• **TEXTAUSZUG**
○ ○ ○ ○ ○

Alle kriminell?

Proteste gegen die geplante Vorratsdatenspeicherung der Koalition

„Außergewöhnliche Umstände erfordern außergewöhnliche Maßnahmen.“ So lässt sich auf den Punkt bringen, was die Bundesregierung aktuell mit dem Gesetz zur Vorratsdatenspeicherung plant. Um Straftaten – also auch terroristische Gefahren – besser bekämpfen zu können, sollen ab dem 1. Januar 2008 sämtliche Kommunikationsdaten aller Bundesbürger für ein halbes Jahr gespeichert werden. Dieses Vorhaben stößt auf breite Ablehnung in der Bevölkerung.

○ ○ ○ ○ ○

• **MATERIAL**
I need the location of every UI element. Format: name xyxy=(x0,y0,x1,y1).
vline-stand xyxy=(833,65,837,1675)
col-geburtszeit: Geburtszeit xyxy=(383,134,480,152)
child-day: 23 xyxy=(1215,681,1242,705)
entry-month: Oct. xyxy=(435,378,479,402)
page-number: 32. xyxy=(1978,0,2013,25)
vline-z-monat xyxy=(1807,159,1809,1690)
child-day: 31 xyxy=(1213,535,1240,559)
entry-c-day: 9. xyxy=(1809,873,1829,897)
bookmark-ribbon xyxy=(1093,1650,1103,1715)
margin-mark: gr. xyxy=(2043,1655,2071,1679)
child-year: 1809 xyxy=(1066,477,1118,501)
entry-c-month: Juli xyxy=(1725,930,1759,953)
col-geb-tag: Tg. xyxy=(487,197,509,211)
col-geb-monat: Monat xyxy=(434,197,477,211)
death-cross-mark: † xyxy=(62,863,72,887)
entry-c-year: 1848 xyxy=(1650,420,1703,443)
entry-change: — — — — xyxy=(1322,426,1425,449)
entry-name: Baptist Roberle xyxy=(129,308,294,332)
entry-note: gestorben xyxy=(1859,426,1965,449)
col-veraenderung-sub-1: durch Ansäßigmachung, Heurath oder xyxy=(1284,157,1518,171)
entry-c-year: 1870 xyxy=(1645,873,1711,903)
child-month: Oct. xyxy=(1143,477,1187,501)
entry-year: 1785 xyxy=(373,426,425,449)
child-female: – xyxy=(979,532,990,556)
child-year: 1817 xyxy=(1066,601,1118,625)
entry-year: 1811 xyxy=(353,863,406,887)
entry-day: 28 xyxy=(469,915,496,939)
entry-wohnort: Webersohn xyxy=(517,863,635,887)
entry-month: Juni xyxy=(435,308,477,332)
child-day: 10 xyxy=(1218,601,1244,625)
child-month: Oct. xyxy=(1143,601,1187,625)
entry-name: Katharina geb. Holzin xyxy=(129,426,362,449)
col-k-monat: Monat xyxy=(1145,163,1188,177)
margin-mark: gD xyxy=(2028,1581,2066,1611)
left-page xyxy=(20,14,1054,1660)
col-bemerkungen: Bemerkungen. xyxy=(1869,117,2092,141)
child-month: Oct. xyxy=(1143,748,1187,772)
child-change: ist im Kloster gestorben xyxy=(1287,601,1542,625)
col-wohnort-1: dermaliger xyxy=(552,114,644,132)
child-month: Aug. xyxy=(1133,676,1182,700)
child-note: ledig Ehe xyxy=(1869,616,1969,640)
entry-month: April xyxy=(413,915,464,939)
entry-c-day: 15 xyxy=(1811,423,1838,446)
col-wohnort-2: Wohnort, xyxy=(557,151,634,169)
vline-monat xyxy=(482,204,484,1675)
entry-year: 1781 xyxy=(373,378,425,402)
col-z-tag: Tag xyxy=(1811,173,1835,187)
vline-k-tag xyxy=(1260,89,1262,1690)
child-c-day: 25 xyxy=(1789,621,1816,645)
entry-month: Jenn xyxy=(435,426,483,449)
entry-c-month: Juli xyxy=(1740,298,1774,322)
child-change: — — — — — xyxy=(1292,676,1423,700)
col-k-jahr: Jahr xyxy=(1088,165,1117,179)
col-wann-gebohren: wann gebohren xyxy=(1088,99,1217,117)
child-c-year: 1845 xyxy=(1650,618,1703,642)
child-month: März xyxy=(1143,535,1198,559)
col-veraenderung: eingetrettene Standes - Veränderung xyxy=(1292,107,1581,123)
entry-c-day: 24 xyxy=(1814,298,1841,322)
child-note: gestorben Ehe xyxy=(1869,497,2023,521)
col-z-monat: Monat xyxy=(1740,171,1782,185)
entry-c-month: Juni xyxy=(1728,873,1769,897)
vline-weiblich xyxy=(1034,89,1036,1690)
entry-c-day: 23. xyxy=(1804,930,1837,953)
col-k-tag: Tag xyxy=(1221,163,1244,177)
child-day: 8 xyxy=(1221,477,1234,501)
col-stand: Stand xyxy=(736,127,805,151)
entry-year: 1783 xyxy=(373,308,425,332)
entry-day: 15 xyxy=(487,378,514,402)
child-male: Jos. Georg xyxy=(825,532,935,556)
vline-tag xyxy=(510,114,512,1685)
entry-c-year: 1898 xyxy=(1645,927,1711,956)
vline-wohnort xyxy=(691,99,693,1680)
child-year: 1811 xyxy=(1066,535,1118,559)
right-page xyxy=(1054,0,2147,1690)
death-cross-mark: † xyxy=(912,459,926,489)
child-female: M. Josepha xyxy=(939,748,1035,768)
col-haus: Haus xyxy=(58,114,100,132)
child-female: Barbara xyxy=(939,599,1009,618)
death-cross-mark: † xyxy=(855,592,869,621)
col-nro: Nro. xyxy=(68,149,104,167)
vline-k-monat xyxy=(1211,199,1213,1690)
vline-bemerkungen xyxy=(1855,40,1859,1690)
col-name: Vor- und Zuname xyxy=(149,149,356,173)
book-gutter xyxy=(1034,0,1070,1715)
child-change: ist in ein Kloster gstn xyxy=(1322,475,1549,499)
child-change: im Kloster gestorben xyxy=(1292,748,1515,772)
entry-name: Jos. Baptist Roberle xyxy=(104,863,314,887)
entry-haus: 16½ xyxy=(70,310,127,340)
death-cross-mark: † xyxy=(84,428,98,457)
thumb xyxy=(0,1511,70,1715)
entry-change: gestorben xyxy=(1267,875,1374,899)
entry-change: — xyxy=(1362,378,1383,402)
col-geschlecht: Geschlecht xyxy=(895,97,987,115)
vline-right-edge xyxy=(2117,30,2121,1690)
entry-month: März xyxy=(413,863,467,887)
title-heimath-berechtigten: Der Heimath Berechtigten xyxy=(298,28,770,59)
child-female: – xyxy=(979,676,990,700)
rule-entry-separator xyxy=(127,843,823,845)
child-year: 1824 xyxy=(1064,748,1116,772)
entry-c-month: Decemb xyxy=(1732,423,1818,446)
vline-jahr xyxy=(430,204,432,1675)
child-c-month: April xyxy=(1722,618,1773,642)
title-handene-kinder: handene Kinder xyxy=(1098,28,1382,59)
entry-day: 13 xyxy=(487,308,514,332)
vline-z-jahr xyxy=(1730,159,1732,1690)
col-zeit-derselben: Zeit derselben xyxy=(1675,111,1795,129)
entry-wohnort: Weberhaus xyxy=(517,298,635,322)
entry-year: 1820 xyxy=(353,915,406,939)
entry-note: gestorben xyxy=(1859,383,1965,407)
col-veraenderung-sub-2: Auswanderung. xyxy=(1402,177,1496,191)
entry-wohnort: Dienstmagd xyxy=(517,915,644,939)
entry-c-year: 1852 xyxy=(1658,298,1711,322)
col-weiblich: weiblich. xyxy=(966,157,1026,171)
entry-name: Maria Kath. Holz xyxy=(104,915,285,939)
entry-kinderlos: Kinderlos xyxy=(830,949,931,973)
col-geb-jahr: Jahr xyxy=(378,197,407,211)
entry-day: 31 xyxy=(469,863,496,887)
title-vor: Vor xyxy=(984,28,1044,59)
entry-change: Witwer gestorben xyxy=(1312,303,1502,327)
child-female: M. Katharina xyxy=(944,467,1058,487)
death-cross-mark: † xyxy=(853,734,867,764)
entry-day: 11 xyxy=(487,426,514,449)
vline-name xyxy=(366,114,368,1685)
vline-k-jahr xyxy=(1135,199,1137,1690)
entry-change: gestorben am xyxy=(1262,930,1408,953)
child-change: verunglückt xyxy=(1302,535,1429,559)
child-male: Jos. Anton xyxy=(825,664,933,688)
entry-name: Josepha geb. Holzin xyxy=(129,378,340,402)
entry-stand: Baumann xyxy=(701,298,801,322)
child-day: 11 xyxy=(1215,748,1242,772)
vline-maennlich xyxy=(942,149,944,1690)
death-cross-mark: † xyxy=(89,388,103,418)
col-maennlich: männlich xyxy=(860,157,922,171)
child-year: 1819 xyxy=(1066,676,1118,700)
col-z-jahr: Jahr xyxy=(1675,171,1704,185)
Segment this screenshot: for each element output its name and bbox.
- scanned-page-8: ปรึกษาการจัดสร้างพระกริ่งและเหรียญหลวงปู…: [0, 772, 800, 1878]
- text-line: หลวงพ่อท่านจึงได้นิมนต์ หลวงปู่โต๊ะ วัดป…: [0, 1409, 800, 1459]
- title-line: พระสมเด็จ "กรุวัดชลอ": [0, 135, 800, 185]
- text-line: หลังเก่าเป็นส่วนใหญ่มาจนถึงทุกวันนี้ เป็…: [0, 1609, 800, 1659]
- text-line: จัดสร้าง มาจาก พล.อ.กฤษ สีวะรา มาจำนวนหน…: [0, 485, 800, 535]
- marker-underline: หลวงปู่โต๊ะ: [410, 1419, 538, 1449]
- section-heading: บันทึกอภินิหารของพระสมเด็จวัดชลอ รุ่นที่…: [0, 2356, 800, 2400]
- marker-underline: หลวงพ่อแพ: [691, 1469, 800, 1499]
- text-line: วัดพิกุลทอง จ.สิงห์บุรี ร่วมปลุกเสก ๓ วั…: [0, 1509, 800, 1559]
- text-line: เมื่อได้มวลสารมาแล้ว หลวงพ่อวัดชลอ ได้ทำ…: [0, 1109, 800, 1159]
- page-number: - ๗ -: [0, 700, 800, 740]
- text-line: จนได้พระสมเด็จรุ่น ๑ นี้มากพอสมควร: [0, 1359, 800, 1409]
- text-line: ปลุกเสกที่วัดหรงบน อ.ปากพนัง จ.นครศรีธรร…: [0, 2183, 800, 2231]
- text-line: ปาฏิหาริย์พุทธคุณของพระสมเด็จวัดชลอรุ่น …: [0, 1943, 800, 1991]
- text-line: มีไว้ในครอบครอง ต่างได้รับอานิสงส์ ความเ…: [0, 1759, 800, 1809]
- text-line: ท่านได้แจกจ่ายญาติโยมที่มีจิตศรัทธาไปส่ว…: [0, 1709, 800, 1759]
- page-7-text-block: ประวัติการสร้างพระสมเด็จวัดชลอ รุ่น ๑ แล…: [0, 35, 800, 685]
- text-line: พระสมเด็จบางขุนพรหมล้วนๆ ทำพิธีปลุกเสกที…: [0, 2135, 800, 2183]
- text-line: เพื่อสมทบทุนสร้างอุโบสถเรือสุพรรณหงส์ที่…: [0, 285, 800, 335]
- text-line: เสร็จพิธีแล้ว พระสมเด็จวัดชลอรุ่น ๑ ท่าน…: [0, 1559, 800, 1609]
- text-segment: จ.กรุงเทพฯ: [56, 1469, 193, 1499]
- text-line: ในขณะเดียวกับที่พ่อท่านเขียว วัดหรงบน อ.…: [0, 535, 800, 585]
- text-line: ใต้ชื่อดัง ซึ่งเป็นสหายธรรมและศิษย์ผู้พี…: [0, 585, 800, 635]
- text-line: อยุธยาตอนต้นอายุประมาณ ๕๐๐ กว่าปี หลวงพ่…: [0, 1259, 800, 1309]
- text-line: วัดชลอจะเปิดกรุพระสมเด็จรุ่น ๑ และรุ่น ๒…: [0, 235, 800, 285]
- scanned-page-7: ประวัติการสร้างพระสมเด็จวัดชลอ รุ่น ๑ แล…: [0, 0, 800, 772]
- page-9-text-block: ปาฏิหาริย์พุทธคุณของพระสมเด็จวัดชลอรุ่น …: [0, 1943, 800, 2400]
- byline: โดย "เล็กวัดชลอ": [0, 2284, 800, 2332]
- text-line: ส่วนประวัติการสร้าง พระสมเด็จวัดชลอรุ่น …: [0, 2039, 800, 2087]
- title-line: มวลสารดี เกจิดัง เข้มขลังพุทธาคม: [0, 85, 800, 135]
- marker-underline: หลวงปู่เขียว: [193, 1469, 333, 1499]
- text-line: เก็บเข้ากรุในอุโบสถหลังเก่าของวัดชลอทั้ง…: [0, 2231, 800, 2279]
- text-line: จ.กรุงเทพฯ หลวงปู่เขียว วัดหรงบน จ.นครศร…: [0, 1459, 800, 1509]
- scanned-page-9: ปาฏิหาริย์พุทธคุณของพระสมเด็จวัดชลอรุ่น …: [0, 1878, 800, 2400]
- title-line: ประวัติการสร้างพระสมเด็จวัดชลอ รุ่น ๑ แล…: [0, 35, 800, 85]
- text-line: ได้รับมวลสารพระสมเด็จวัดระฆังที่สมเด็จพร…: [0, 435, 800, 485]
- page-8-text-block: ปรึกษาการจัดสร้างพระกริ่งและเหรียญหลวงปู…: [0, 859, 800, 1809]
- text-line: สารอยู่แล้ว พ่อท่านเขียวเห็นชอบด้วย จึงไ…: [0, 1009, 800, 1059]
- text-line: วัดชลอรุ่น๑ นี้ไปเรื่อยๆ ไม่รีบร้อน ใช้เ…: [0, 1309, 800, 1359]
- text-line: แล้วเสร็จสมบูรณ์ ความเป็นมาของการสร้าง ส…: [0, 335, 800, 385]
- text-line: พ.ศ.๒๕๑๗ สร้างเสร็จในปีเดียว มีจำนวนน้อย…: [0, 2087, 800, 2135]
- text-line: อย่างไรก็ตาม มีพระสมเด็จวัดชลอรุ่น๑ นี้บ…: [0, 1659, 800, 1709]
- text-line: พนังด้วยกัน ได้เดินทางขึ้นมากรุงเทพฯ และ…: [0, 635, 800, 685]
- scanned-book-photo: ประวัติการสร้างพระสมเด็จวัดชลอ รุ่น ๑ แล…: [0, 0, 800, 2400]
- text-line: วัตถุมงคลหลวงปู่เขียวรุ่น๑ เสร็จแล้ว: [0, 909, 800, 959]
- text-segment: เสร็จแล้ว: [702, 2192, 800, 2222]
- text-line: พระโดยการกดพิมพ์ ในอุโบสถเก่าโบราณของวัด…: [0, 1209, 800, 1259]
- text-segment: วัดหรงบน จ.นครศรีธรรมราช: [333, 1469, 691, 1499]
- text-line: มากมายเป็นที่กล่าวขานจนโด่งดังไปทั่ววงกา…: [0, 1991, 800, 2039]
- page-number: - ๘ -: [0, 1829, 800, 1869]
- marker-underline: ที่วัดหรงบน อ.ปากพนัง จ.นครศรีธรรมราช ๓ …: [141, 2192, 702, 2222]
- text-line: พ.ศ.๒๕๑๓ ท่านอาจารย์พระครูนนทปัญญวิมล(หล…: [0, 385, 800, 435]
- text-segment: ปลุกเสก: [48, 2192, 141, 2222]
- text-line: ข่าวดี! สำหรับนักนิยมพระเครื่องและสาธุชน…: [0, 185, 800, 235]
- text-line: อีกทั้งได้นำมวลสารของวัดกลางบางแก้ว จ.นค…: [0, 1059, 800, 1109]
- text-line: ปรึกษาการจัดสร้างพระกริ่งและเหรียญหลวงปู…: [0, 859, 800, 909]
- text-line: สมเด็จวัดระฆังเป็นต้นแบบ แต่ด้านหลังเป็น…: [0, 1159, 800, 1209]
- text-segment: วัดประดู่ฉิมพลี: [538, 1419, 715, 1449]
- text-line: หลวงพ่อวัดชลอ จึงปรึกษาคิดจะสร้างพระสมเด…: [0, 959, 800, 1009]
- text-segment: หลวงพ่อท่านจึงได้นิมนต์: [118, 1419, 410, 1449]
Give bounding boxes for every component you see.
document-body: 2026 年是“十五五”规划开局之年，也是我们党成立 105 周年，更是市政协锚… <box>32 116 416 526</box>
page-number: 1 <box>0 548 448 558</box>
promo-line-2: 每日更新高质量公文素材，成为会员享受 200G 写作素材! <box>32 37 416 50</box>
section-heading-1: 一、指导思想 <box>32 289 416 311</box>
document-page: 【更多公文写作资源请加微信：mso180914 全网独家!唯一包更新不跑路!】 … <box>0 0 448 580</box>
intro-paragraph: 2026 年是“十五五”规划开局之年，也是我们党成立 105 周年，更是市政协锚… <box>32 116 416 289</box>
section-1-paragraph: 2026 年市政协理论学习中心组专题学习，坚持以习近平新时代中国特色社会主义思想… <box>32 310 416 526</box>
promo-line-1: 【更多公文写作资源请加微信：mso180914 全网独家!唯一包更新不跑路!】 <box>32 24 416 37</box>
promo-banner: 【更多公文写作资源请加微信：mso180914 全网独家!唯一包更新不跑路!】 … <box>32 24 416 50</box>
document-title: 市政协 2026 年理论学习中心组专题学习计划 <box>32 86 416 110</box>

○ ○ ○ ○ ○

• **AUFGABE**
Schreiben Sie aus dem Textauszug zur Vorratsdatenspeicherung die Stelle von „Proteste gegen die“ bis „in der Bevölkerung.“ wortgetreu ab.

• **LÖSUNG**
Proteste gegen die geplante Vorratsdatenspeicherung der Koalition

„Außergewöhnliche Umstände erfordern außergewöhnliche Maßnahmen.“ So lässt sich auf den Punkt bringen, was die Bundesregierung aktuell mit dem Gesetz zur Vorratsdatenspeicherung plant. Um Straftaten – also auch terroristische Gefahren – besser bekämpfen zu können, sollen ab dem 1. Januar 2008 sämtliche Kommunikationsdaten aller Bundesbürger für ein halbes Jahr gespeichert werden. Dieses Vorhaben stößt auf breite Ablehnung in der Bevölkerung.